TASK DESCRIPTION
Look through the material and copy each line holding "jest".

SUPPLIED RECORDS

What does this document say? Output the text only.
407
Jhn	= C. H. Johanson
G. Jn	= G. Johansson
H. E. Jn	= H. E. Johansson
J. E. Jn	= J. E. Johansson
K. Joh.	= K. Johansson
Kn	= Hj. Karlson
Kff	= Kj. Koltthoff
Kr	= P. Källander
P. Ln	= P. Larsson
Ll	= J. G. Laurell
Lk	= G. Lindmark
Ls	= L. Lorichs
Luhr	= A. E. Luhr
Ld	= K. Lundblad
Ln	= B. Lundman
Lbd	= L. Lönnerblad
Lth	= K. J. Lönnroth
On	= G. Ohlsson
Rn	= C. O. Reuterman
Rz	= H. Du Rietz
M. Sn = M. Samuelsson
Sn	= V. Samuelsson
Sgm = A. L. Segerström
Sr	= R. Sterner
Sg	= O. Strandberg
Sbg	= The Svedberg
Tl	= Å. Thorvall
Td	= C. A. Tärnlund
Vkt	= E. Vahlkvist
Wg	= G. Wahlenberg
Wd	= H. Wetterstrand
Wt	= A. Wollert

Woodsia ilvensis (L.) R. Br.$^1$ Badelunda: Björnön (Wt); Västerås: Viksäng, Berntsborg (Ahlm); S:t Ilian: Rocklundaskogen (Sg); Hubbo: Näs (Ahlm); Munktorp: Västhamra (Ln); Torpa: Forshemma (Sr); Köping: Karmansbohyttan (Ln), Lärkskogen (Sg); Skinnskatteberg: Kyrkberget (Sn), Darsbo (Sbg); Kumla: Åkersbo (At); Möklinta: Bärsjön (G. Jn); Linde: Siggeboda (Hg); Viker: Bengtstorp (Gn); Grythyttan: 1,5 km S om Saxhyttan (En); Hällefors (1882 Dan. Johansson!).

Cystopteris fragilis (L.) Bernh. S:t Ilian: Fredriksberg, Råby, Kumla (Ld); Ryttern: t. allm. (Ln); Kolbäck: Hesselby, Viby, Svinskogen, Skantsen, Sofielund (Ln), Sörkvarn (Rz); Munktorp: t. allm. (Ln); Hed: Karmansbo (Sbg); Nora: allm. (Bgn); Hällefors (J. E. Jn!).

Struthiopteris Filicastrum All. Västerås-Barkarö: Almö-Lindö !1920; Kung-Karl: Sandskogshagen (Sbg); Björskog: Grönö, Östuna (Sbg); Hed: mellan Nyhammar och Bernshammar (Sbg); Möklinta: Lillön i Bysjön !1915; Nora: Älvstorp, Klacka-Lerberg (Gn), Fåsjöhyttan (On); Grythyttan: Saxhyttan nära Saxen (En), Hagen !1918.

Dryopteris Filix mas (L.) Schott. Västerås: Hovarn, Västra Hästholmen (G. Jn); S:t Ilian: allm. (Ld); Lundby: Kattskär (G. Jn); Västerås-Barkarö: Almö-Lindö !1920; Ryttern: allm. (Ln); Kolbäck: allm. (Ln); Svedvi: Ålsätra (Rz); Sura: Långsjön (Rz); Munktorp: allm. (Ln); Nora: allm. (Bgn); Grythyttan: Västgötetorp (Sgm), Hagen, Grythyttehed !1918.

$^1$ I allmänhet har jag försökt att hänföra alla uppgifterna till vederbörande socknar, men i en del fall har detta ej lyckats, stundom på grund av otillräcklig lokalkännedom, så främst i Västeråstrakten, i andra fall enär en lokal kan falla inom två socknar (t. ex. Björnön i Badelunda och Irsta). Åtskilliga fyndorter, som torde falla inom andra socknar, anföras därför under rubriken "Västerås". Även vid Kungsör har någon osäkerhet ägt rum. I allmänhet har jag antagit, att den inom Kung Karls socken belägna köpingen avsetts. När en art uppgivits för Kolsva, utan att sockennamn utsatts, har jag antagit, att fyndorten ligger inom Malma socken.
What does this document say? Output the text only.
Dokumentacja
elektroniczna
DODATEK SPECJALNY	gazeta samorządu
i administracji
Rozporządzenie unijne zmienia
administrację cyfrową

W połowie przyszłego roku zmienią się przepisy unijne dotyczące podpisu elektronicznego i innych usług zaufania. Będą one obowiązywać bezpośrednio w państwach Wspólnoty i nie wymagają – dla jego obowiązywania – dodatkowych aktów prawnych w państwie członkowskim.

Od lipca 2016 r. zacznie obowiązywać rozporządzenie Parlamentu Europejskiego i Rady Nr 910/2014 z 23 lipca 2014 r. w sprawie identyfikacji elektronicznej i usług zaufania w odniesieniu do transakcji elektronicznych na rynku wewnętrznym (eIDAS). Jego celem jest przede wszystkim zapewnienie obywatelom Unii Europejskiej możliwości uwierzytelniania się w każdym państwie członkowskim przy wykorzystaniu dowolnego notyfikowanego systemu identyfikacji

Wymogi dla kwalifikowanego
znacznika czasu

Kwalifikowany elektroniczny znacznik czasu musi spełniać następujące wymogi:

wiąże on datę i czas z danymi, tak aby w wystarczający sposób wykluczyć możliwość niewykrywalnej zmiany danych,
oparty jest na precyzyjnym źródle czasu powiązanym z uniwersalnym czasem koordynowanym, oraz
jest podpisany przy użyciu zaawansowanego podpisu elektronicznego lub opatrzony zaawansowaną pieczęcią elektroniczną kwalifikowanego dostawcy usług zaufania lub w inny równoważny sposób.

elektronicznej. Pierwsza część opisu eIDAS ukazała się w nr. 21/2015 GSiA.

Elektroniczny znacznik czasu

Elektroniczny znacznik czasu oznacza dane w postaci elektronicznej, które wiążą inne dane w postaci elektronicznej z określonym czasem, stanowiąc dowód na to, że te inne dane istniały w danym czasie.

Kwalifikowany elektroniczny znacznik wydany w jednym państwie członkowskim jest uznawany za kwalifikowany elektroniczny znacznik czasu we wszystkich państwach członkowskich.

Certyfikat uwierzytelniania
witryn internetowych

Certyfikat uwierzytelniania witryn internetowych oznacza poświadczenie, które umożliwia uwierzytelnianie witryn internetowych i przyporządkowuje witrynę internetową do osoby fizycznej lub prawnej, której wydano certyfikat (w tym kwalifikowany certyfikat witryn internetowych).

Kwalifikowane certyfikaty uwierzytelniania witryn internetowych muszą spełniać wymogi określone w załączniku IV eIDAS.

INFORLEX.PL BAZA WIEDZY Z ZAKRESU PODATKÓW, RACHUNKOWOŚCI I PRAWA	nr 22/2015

EXERCISE RESULT
Od lipca 2016 r. zacznie obowiązywać rozporządzenie Parlamentu Europejskiego i Rady Nr 910/2014 z 23 lipca 2014 r. w sprawie identyfikacji elektronicznej i usług zaufania w odniesieniu do transakcji elektronicznych na rynku wewnętrznym (eIDAS). Jego celem jest przede wszystkim zapewnienie obywatelom Unii Europejskiej możliwości uwierzytelniania się w każdym państwie członkowskim przy wykorzystaniu dowolnego notyfikowanego systemu identyfikacji
oparty jest na precyzyjnym źródle czasu powiązanym z uniwersalnym czasem koordynowanym, oraz
jest podpisany przy użyciu zaawansowanego podpisu elektronicznego lub opatrzony zaawansowaną pieczęcią elektroniczną kwalifikowanego dostawcy usług zaufania lub w inny równoważny sposób.
Kwalifikowany elektroniczny znacznik wydany w jednym państwie członkowskim jest uznawany za kwalifikowany elektroniczny znacznik czasu we wszystkich państwach członkowskich.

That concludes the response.